> [Data listing]
◇ ◇ ◇
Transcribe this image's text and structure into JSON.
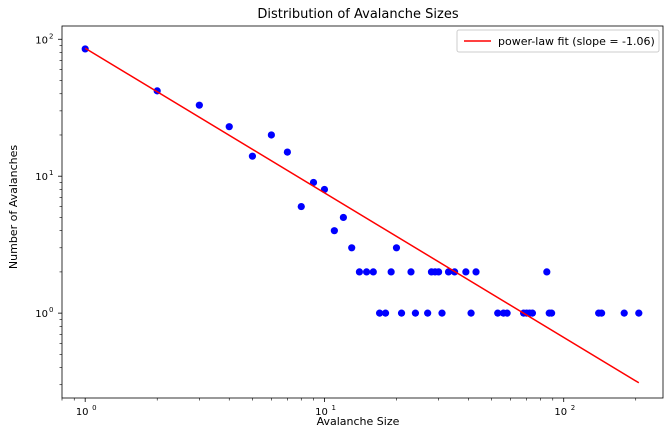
{
  "chart_data": {
    "type": "scatter",
    "title": "Distribution of Avalanche Sizes",
    "xlabel": "Avalanche Size",
    "ylabel": "Number of Avalanches",
    "xscale": "log",
    "yscale": "log",
    "xlim": [
      0.8,
      260
    ],
    "ylim": [
      0.24,
      125
    ],
    "x_ticks": [
      {
        "value": 1,
        "base": "10",
        "exp": "0"
      },
      {
        "value": 10,
        "base": "10",
        "exp": "1"
      },
      {
        "value": 100,
        "base": "10",
        "exp": "2"
      }
    ],
    "y_ticks": [
      {
        "value": 1,
        "base": "10",
        "exp": "0"
      },
      {
        "value": 10,
        "base": "10",
        "exp": "1"
      },
      {
        "value": 100,
        "base": "10",
        "exp": "2"
      }
    ],
    "grid": false,
    "legend_position": "top-right",
    "point_color": "#0000ff",
    "fit_color": "#ff0000",
    "series": [
      {
        "kind": "points",
        "points": [
          [
            1,
            85
          ],
          [
            2,
            42
          ],
          [
            3,
            33
          ],
          [
            4,
            23
          ],
          [
            5,
            14
          ],
          [
            6,
            20
          ],
          [
            7,
            15
          ],
          [
            8,
            6
          ],
          [
            9,
            9
          ],
          [
            10,
            8
          ],
          [
            11,
            4
          ],
          [
            12,
            5
          ],
          [
            13,
            3
          ],
          [
            14,
            2
          ],
          [
            15,
            2
          ],
          [
            16,
            2
          ],
          [
            17,
            1
          ],
          [
            18,
            1
          ],
          [
            19,
            2
          ],
          [
            20,
            3
          ],
          [
            21,
            1
          ],
          [
            23,
            2
          ],
          [
            24,
            1
          ],
          [
            27,
            1
          ],
          [
            28,
            2
          ],
          [
            29,
            2
          ],
          [
            30,
            2
          ],
          [
            31,
            1
          ],
          [
            33,
            2
          ],
          [
            35,
            2
          ],
          [
            39,
            2
          ],
          [
            41,
            1
          ],
          [
            43,
            2
          ],
          [
            53,
            1
          ],
          [
            56,
            1
          ],
          [
            58,
            1
          ],
          [
            68,
            1
          ],
          [
            70,
            1
          ],
          [
            72,
            1
          ],
          [
            74,
            1
          ],
          [
            85,
            2
          ],
          [
            87,
            1
          ],
          [
            89,
            1
          ],
          [
            140,
            1
          ],
          [
            144,
            1
          ],
          [
            179,
            1
          ],
          [
            206,
            1
          ]
        ]
      },
      {
        "kind": "line",
        "name": "power-law fit (slope = -1.06)",
        "x": [
          1,
          206
        ],
        "y": [
          86,
          0.31
        ]
      }
    ]
  }
}
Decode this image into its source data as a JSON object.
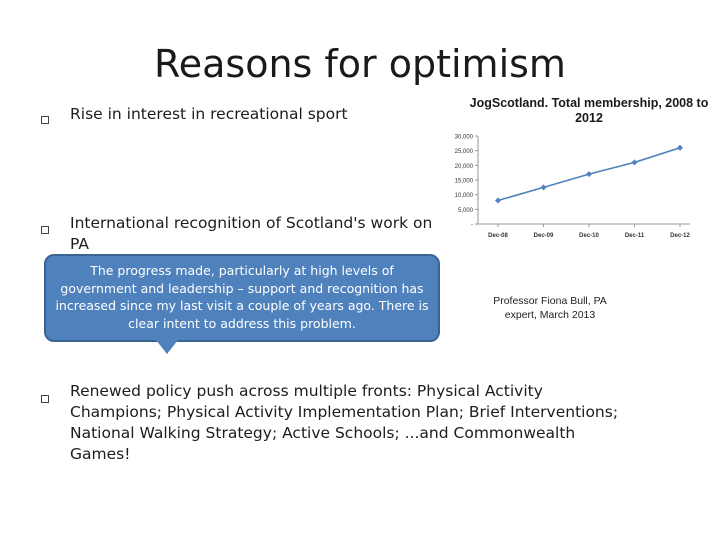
{
  "slide": {
    "title": "Reasons for optimism",
    "bullets": [
      "Rise in interest in recreational sport",
      "International recognition of Scotland's work on PA",
      "Renewed policy push across multiple fronts: Physical Activity Champions; Physical Activity Implementation Plan; Brief Interventions; National Walking Strategy; Active Schools; ...and Commonwealth Games!"
    ],
    "quote": "The progress made, particularly at high levels of government and leadership – support and recognition has increased since my last visit a couple of years ago.  There is clear intent to address this problem.",
    "quote_source": "Professor Fiona Bull, PA expert, March 2013"
  },
  "chart_data": {
    "type": "line",
    "title": "JogScotland. Total membership, 2008 to 2012",
    "categories": [
      "Dec-08",
      "Dec-09",
      "Dec-10",
      "Dec-11",
      "Dec-12"
    ],
    "series": [
      {
        "values": [
          8000,
          12500,
          17000,
          21000,
          26000
        ]
      }
    ],
    "ylim": [
      0,
      30000
    ],
    "yticks": [
      "-",
      "5,000",
      "10,000",
      "15,000",
      "20,000",
      "25,000",
      "30,000"
    ],
    "color": "#4f81bd",
    "grid": false
  }
}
◇ ◇ ◇
> [Work to do] From the entries, report each line that includes the word "into".

> [Solution for this task]
Transcribe this image's text and structure into JSON.
Decode this image into its source data as a JSON object.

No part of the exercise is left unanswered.